───── RECORDS TO PROCESS ─────

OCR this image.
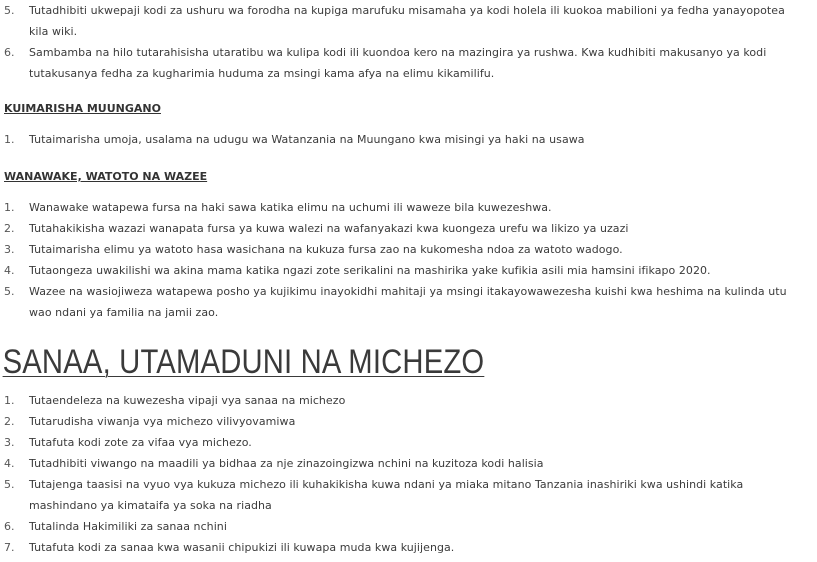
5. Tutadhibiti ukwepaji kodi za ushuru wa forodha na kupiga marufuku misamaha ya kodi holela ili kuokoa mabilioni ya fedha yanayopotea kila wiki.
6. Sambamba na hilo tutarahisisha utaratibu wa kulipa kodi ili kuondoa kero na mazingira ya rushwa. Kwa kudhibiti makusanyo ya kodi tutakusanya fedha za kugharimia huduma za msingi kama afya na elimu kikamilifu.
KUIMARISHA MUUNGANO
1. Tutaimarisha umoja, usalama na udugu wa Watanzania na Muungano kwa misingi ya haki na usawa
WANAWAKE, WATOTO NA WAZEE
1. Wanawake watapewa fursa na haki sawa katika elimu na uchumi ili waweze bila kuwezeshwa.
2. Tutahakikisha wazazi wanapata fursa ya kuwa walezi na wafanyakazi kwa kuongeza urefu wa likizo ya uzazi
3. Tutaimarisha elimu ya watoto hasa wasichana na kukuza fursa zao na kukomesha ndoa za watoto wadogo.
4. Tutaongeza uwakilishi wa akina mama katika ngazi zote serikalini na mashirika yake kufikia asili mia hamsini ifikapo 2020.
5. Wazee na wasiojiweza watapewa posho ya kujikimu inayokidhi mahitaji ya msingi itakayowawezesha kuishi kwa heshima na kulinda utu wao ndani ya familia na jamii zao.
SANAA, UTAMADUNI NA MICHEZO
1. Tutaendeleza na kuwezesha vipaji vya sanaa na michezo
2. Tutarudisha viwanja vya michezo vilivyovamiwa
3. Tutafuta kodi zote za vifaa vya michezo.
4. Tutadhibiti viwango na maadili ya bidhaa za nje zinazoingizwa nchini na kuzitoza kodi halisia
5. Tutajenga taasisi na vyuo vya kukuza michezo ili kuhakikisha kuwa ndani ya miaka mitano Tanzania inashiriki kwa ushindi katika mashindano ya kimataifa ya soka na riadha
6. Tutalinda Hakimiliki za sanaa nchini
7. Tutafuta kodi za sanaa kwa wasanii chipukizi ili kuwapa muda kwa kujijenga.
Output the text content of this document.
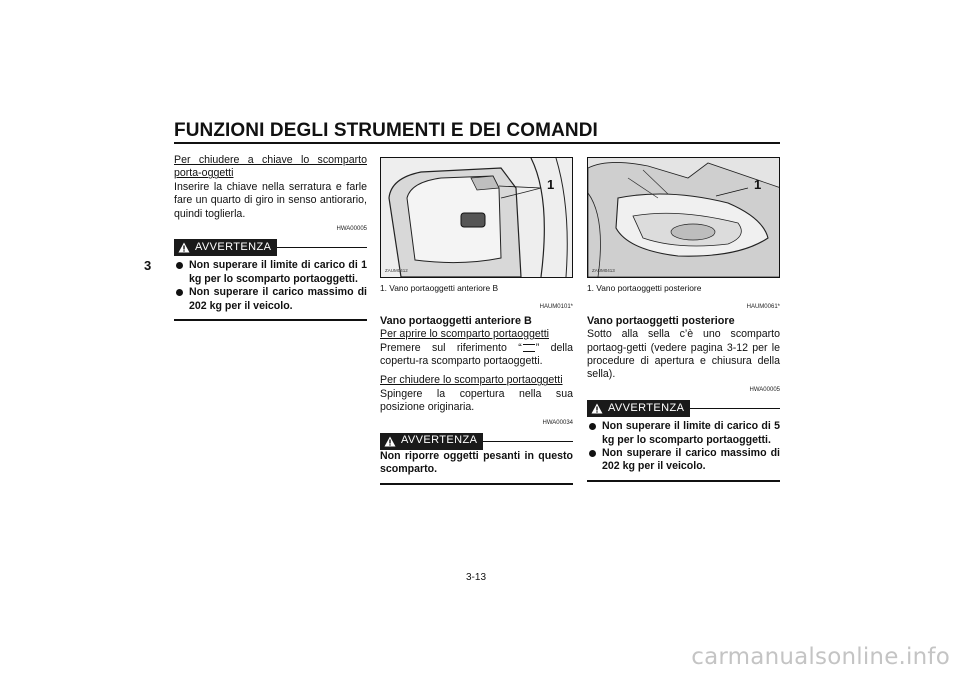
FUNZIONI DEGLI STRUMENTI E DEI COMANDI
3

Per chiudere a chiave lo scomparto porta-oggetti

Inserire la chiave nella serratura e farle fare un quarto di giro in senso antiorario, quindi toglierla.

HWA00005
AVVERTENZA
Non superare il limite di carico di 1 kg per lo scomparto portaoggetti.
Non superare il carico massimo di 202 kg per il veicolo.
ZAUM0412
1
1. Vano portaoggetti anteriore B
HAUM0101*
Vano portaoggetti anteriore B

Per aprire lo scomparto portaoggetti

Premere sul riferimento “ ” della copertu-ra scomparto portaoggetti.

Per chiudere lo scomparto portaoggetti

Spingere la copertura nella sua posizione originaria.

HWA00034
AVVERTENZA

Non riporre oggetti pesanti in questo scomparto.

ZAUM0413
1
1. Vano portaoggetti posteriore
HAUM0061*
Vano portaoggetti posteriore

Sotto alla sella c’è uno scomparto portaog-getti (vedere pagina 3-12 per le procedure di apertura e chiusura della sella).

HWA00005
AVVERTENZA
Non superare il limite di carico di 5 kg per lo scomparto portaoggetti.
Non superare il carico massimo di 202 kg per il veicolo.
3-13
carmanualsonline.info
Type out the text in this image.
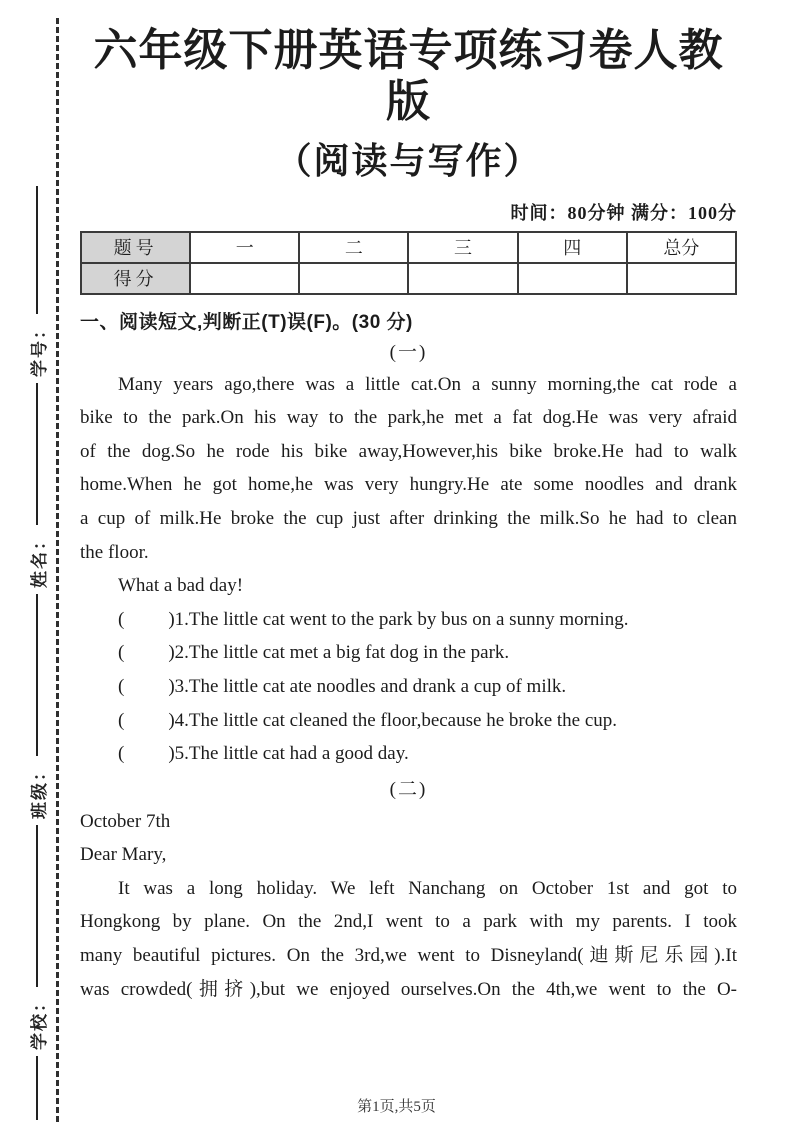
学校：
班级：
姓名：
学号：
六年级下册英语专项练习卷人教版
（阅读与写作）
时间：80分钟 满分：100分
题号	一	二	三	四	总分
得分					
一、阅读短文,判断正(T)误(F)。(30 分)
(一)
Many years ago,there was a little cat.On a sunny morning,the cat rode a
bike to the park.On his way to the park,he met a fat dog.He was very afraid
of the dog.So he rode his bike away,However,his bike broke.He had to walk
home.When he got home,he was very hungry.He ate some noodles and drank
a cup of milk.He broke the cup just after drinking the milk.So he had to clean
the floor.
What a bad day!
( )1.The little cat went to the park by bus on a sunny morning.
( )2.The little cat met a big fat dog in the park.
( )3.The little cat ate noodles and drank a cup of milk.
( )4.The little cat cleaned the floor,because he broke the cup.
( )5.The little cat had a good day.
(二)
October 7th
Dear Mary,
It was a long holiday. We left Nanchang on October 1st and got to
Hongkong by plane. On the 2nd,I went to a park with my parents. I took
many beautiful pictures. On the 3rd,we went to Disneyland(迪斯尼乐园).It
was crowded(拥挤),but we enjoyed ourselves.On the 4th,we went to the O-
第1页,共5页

─────
───── RECORDS TO PROCESS ─────

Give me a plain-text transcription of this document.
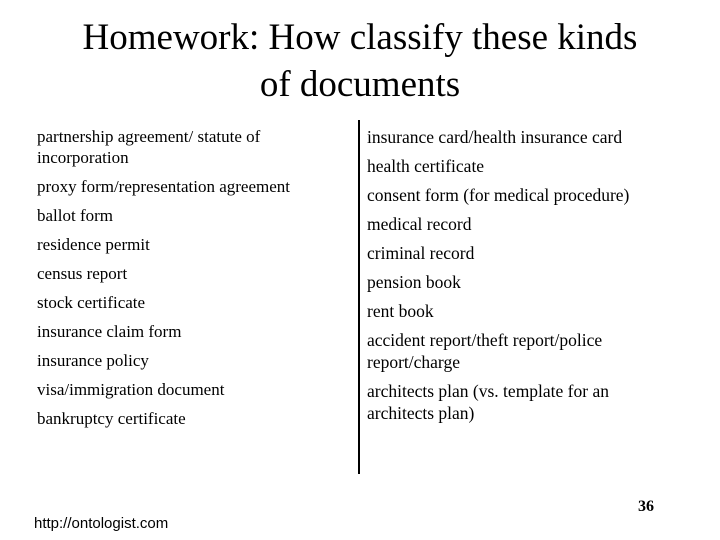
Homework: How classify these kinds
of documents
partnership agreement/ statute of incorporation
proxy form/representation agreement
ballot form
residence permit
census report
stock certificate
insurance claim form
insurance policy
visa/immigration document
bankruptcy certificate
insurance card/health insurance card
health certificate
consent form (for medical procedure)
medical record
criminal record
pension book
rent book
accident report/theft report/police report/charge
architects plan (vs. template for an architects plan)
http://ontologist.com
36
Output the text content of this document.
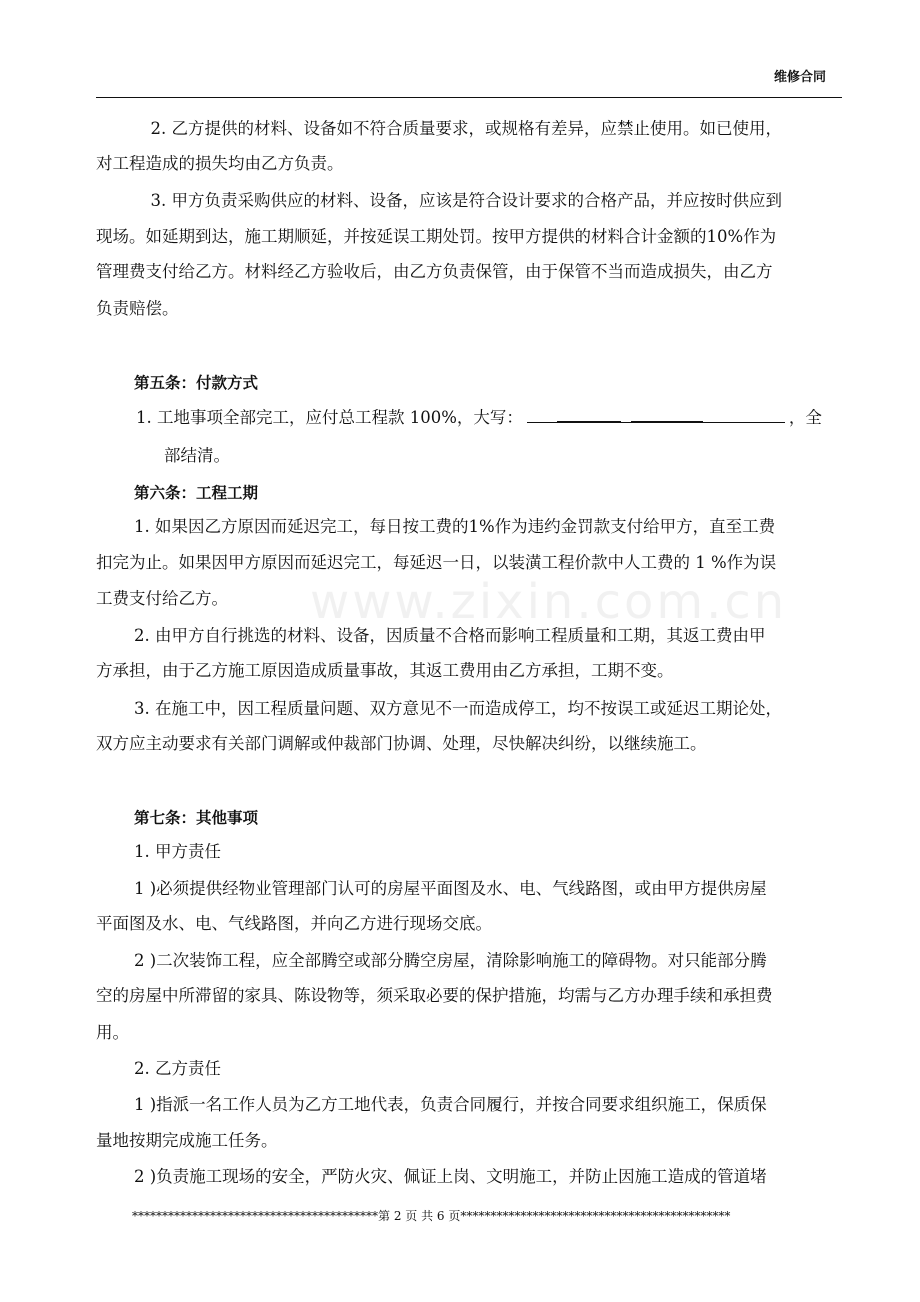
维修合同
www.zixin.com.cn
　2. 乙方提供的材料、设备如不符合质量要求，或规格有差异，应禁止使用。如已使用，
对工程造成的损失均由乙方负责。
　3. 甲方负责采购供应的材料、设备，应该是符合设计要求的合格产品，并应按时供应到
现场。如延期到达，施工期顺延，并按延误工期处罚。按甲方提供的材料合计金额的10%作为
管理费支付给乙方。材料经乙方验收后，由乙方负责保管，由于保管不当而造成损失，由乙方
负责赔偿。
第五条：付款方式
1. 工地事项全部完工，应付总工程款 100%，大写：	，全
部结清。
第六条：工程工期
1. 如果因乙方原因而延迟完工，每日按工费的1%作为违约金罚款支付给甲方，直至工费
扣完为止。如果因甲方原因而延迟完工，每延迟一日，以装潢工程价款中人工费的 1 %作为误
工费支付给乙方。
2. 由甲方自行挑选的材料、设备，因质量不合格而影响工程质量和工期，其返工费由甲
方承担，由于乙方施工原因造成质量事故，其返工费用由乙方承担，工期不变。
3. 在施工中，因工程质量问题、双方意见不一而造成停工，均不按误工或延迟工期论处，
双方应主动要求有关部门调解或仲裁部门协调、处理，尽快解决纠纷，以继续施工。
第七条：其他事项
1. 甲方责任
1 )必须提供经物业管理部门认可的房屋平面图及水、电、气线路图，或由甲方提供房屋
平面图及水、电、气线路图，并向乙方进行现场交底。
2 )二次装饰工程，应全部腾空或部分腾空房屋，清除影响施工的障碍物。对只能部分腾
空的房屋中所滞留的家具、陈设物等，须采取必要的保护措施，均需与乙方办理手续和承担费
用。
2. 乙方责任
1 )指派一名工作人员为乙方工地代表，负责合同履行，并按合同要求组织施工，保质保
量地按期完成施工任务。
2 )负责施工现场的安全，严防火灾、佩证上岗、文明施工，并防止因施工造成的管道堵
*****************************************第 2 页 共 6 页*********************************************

─────

Go over the data above and copy every line that has the word "elimu" in it.

— TASK ANSWER —
6. Sambamba na hilo tutarahisisha utaratibu wa kulipa kodi ili kuondoa kero na mazingira ya rushwa. Kwa kudhibiti makusanyo ya kodi tutakusanya fedha za kugharimia huduma za msingi kama afya na elimu kikamilifu.
1. Wanawake watapewa fursa na haki sawa katika elimu na uchumi ili waweze bila kuwezeshwa.
3. Tutaimarisha elimu ya watoto hasa wasichana na kukuza fursa zao na kukomesha ndoa za watoto wadogo.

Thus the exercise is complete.